━━ MATERIAL SHOWN ━━

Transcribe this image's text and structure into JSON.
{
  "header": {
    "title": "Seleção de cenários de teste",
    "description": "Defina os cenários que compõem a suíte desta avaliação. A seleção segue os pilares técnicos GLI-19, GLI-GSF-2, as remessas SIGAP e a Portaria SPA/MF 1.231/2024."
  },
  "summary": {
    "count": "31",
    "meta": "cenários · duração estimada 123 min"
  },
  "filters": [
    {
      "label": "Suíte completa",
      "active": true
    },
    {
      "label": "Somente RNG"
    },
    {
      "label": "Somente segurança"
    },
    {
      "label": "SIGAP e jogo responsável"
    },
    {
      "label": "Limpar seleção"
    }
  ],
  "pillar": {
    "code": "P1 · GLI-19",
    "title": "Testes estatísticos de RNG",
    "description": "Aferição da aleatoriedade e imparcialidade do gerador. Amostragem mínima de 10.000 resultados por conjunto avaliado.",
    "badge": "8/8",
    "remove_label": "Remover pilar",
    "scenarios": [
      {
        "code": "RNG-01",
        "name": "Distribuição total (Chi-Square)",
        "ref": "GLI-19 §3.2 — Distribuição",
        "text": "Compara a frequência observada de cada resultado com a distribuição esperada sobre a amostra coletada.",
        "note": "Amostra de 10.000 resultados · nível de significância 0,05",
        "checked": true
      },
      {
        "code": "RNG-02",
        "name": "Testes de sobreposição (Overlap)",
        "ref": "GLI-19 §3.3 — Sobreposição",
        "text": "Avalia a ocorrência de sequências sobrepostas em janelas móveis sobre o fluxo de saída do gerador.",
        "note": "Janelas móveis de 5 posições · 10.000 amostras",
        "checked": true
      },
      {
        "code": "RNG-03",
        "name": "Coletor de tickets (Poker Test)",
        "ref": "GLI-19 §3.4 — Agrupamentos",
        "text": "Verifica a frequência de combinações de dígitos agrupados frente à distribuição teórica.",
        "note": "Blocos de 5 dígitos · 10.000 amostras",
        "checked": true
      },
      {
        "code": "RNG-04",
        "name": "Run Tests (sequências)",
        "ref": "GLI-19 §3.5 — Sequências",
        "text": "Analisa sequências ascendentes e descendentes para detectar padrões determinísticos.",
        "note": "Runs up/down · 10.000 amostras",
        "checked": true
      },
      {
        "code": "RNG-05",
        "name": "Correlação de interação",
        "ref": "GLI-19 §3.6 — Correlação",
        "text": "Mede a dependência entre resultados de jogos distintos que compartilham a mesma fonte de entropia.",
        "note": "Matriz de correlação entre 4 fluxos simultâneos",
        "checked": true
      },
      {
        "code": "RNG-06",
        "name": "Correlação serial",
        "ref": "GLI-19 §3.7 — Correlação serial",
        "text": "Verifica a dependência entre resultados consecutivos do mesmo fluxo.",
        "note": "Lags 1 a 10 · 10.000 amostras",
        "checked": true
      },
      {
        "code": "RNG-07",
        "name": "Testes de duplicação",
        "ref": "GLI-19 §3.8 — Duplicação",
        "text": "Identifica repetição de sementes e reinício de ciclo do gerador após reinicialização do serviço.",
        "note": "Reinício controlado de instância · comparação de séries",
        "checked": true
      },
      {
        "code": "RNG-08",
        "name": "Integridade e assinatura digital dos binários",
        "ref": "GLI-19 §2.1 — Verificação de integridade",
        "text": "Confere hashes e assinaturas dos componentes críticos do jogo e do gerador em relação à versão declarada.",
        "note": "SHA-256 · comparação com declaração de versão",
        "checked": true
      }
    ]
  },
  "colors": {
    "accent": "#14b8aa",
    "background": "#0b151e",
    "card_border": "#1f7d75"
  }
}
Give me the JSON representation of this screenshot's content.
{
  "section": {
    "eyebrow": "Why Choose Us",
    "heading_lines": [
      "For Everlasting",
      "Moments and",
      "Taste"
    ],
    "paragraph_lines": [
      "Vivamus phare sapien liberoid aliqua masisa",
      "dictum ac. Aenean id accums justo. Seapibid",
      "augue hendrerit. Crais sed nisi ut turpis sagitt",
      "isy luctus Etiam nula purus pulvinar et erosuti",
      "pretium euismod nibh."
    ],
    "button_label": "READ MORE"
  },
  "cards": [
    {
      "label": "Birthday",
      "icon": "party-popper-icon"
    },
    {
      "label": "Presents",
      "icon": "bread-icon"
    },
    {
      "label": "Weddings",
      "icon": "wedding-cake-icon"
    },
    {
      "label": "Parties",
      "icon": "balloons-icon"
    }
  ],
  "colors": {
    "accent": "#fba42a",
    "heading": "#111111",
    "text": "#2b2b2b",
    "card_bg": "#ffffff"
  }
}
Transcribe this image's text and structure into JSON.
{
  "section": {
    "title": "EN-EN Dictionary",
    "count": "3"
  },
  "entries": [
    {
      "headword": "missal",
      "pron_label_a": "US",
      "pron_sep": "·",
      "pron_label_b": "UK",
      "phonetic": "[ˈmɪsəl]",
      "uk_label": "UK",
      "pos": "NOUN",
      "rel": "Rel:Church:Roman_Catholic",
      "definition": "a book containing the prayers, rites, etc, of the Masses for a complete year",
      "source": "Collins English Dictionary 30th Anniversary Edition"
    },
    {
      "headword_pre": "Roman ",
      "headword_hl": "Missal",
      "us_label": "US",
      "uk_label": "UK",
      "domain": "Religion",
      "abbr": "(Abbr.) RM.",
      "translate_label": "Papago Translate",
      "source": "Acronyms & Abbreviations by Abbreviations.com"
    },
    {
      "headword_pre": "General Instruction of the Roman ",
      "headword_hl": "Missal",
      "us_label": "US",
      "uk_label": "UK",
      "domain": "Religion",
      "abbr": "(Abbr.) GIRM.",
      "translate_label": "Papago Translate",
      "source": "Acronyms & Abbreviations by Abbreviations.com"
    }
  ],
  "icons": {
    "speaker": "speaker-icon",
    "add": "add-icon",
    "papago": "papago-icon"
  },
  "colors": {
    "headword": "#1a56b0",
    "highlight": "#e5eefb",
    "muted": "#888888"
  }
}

━━━

_EXERCISE PROMPT_: Give a word-for-word copy of the records.

_OUTPUT BELOW_:
Transcribe this image's text and structure into JSON.
{
  "header": {
    "title": "Seleção de cenários de teste",
    "description": "Defina os cenários que compõem a suíte desta avaliação. A seleção segue os pilares técnicos GLI-19, GLI-GSF-2, as remessas SIGAP e a Portaria SPA/MF 1.231/2024."
  },
  "summary": {
    "count": "31",
    "meta": "cenários · duração estimada 123 min"
  },
  "filters": [
    {
      "label": "Suíte completa",
      "active": true
    },
    {
      "label": "Somente RNG"
    },
    {
      "label": "Somente segurança"
    },
    {
      "label": "SIGAP e jogo responsável"
    },
    {
      "label": "Limpar seleção"
    }
  ],
  "pillar": {
    "code": "P1 · GLI-19",
    "title": "Testes estatísticos de RNG",
    "description": "Aferição da aleatoriedade e imparcialidade do gerador. Amostragem mínima de 10.000 resultados por conjunto avaliado.",
    "badge": "8/8",
    "remove_label": "Remover pilar",
    "scenarios": [
      {
        "code": "RNG-01",
        "name": "Distribuição total (Chi-Square)",
        "ref": "GLI-19 §3.2 — Distribuição",
        "text": "Compara a frequência observada de cada resultado com a distribuição esperada sobre a amostra coletada.",
        "note": "Amostra de 10.000 resultados · nível de significância 0,05",
        "checked": true
      },
      {
        "code": "RNG-02",
        "name": "Testes de sobreposição (Overlap)",
        "ref": "GLI-19 §3.3 — Sobreposição",
        "text": "Avalia a ocorrência de sequências sobrepostas em janelas móveis sobre o fluxo de saída do gerador.",
        "note": "Janelas móveis de 5 posições · 10.000 amostras",
        "checked": true
      },
      {
        "code": "RNG-03",
        "name": "Coletor de tickets (Poker Test)",
        "ref": "GLI-19 §3.4 — Agrupamentos",
        "text": "Verifica a frequência de combinações de dígitos agrupados frente à distribuição teórica.",
        "note": "Blocos de 5 dígitos · 10.000 amostras",
        "checked": true
      },
      {
        "code": "RNG-04",
        "name": "Run Tests (sequências)",
        "ref": "GLI-19 §3.5 — Sequências",
        "text": "Analisa sequências ascendentes e descendentes para detectar padrões determinísticos.",
        "note": "Runs up/down · 10.000 amostras",
        "checked": true
      },
      {
        "code": "RNG-05",
        "name": "Correlação de interação",
        "ref": "GLI-19 §3.6 — Correlação",
        "text": "Mede a dependência entre resultados de jogos distintos que compartilham a mesma fonte de entropia.",
        "note": "Matriz de correlação entre 4 fluxos simultâneos",
        "checked": true
      },
      {
        "code": "RNG-06",
        "name": "Correlação serial",
        "ref": "GLI-19 §3.7 — Correlação serial",
        "text": "Verifica a dependência entre resultados consecutivos do mesmo fluxo.",
        "note": "Lags 1 a 10 · 10.000 amostras",
        "checked": true
      },
      {
        "code": "RNG-07",
        "name": "Testes de duplicação",
        "ref": "GLI-19 §3.8 — Duplicação",
        "text": "Identifica repetição de sementes e reinício de ciclo do gerador após reinicialização do serviço.",
        "note": "Reinício controlado de instância · comparação de séries",
        "checked": true
      },
      {
        "code": "RNG-08",
        "name": "Integridade e assinatura digital dos binários",
        "ref": "GLI-19 §2.1 — Verificação de integridade",
        "text": "Confere hashes e assinaturas dos componentes críticos do jogo e do gerador em relação à versão declarada.",
        "note": "SHA-256 · comparação com declaração de versão",
        "checked": true
      }
    ]
  },
  "colors": {
    "accent": "#14b8aa",
    "background": "#0b151e",
    "card_border": "#1f7d75"
  }
}
Give me the JSON representation of this screenshot's content.
{
  "section": {
    "eyebrow": "Why Choose Us",
    "heading_lines": [
      "For Everlasting",
      "Moments and",
      "Taste"
    ],
    "paragraph_lines": [
      "Vivamus phare sapien liberoid aliqua masisa",
      "dictum ac. Aenean id accums justo. Seapibid",
      "augue hendrerit. Crais sed nisi ut turpis sagitt",
      "isy luctus Etiam nula purus pulvinar et erosuti",
      "pretium euismod nibh."
    ],
    "button_label": "READ MORE"
  },
  "cards": [
    {
      "label": "Birthday",
      "icon": "party-popper-icon"
    },
    {
      "label": "Presents",
      "icon": "bread-icon"
    },
    {
      "label": "Weddings",
      "icon": "wedding-cake-icon"
    },
    {
      "label": "Parties",
      "icon": "balloons-icon"
    }
  ],
  "colors": {
    "accent": "#fba42a",
    "heading": "#111111",
    "text": "#2b2b2b",
    "card_bg": "#ffffff"
  }
}
Transcribe this image's text and structure into JSON.
{
  "section": {
    "title": "EN-EN Dictionary",
    "count": "3"
  },
  "entries": [
    {
      "headword": "missal",
      "pron_label_a": "US",
      "pron_sep": "·",
      "pron_label_b": "UK",
      "phonetic": "[ˈmɪsəl]",
      "uk_label": "UK",
      "pos": "NOUN",
      "rel": "Rel:Church:Roman_Catholic",
      "definition": "a book containing the prayers, rites, etc, of the Masses for a complete year",
      "source": "Collins English Dictionary 30th Anniversary Edition"
    },
    {
      "headword_pre": "Roman ",
      "headword_hl": "Missal",
      "us_label": "US",
      "uk_label": "UK",
      "domain": "Religion",
      "abbr": "(Abbr.) RM.",
      "translate_label": "Papago Translate",
      "source": "Acronyms & Abbreviations by Abbreviations.com"
    },
    {
      "headword_pre": "General Instruction of the Roman ",
      "headword_hl": "Missal",
      "us_label": "US",
      "uk_label": "UK",
      "domain": "Religion",
      "abbr": "(Abbr.) GIRM.",
      "translate_label": "Papago Translate",
      "source": "Acronyms & Abbreviations by Abbreviations.com"
    }
  ],
  "icons": {
    "speaker": "speaker-icon",
    "add": "add-icon",
    "papago": "papago-icon"
  },
  "colors": {
    "headword": "#1a56b0",
    "highlight": "#e5eefb",
    "muted": "#888888"
  }
}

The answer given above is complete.